= EXCERPTED RECORDS =
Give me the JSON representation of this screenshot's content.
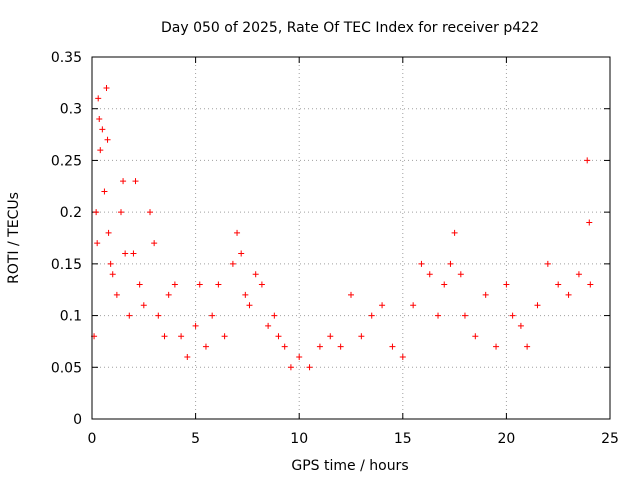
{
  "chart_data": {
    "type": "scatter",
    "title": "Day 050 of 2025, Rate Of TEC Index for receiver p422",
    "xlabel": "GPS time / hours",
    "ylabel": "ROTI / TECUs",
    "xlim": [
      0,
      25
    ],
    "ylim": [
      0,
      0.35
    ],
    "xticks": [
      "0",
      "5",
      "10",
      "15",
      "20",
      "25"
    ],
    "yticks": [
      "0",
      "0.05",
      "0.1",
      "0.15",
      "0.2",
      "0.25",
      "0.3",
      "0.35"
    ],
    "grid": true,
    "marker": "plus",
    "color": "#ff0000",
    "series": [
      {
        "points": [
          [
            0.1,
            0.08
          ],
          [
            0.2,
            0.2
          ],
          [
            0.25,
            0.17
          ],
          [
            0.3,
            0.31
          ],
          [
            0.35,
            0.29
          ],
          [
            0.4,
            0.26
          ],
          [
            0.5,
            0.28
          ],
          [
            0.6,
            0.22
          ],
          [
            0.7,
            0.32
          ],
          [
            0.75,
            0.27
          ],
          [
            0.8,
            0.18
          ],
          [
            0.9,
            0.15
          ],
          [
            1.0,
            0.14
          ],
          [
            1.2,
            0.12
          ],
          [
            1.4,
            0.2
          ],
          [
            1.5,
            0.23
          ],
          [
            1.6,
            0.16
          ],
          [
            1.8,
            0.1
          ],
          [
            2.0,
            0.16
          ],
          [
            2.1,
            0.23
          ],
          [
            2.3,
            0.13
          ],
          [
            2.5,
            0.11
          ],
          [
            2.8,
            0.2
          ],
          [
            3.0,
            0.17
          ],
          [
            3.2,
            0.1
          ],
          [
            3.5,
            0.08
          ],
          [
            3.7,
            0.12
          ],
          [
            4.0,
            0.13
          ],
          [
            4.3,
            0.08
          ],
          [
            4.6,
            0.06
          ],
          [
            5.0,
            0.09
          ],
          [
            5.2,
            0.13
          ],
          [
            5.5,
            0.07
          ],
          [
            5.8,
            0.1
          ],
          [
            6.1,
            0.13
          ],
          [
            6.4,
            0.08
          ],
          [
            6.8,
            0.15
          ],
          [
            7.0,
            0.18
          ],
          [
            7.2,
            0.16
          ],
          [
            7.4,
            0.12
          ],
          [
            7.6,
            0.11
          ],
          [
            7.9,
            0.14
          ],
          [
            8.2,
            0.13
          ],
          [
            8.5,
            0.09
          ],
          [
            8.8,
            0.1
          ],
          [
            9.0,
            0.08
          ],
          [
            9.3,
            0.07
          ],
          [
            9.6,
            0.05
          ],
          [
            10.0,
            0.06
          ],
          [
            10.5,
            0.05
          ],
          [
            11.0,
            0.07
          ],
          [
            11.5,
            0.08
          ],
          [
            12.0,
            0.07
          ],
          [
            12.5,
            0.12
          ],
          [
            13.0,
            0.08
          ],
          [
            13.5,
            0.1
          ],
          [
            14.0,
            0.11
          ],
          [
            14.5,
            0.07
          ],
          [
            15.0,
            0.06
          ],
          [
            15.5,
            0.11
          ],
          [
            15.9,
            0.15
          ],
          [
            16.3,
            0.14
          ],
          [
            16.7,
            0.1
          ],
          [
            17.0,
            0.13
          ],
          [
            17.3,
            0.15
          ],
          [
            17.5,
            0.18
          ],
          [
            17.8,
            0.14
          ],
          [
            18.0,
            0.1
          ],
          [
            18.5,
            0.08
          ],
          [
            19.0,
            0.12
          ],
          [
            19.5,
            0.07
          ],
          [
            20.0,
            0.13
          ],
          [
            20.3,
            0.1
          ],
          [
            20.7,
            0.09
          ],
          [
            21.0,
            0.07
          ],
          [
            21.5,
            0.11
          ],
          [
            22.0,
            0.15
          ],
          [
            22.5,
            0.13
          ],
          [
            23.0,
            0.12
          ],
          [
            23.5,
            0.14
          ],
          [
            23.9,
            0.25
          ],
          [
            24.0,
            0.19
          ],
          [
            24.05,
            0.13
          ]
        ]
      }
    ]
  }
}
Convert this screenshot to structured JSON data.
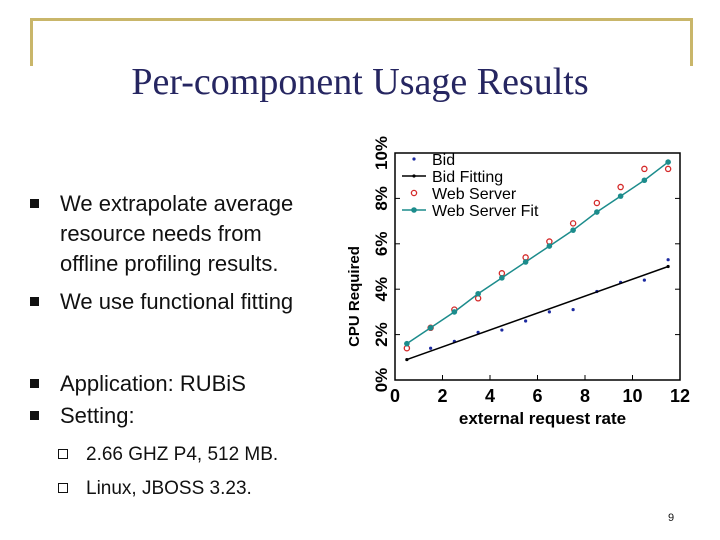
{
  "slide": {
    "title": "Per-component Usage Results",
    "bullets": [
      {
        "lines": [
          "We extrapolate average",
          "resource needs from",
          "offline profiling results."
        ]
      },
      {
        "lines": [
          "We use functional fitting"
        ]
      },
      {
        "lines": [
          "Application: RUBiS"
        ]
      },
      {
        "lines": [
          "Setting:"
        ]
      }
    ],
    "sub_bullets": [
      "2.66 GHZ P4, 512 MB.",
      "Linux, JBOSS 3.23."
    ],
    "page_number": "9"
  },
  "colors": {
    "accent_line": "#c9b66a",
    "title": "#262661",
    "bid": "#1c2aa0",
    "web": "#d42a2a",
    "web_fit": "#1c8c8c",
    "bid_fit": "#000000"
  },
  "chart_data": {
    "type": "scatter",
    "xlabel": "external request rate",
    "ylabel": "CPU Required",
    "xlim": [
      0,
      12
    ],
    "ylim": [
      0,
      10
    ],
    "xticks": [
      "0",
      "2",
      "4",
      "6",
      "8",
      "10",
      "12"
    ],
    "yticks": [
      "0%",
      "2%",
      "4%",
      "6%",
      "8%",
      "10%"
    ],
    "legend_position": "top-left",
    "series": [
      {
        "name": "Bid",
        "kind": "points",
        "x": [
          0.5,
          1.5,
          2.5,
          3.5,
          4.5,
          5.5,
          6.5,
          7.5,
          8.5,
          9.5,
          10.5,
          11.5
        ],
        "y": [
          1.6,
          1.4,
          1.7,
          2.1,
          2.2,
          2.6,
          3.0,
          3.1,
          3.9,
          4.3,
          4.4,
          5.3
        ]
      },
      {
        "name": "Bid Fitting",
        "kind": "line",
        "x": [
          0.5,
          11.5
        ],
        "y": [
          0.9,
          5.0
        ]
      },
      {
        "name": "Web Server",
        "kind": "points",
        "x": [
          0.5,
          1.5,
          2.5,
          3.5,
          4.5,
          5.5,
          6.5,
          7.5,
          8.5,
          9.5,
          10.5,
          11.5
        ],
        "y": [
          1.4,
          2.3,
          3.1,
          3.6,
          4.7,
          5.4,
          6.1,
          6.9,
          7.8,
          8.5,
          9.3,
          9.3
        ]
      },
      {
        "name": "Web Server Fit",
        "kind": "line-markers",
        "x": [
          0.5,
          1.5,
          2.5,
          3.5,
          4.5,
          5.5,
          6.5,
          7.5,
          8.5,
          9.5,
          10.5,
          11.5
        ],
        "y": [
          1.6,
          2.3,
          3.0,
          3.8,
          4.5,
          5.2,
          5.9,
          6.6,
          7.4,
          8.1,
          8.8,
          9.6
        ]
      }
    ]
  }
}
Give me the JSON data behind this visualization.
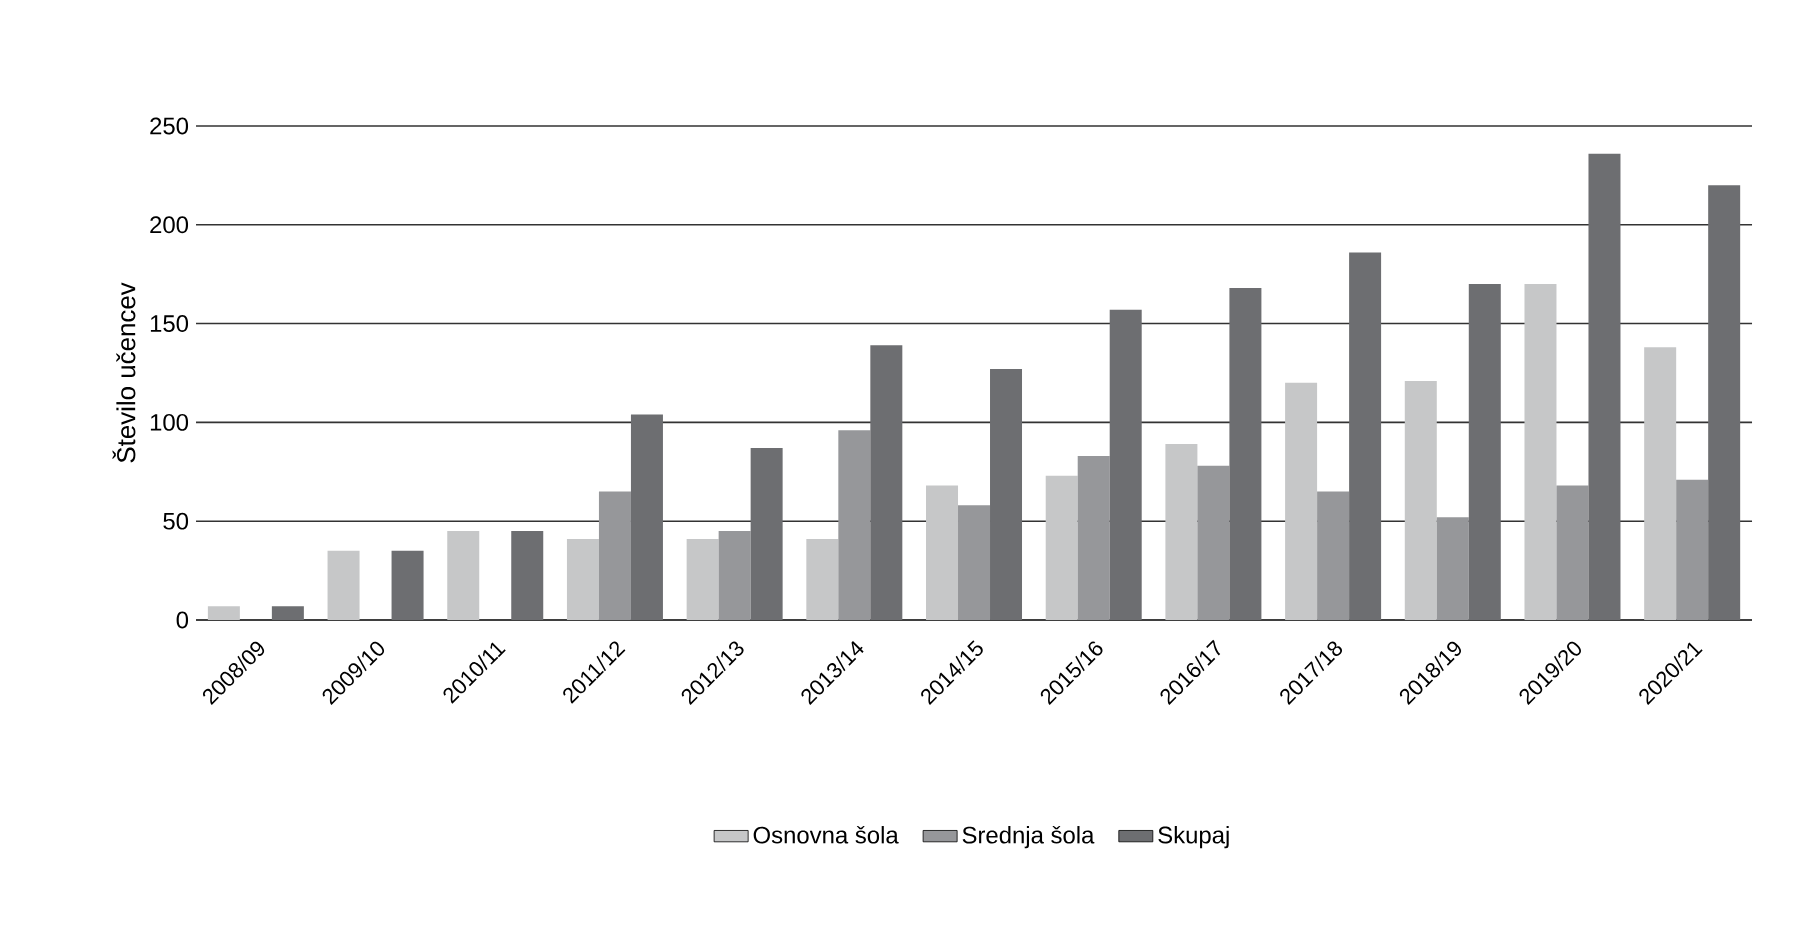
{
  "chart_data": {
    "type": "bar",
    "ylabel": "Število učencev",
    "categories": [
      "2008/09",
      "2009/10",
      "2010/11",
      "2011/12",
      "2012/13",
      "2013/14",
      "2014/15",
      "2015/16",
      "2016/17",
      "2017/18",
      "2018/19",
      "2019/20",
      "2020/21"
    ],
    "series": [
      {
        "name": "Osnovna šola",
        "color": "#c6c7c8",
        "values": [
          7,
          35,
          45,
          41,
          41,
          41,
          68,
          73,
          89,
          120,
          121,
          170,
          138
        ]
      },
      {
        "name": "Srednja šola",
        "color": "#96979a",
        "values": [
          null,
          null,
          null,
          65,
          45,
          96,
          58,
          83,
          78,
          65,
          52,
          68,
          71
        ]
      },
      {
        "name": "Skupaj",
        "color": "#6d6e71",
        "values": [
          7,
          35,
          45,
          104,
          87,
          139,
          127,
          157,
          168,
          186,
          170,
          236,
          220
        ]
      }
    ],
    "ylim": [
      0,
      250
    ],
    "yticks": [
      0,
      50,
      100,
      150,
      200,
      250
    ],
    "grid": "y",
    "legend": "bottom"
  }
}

= REQUIRED WORK =
Go through the data and gather every line that holds "xlabel".

= WRITTEN ANSWER =
    "xlabel": "GPS time / hours",
    "xlabel": "external request rate",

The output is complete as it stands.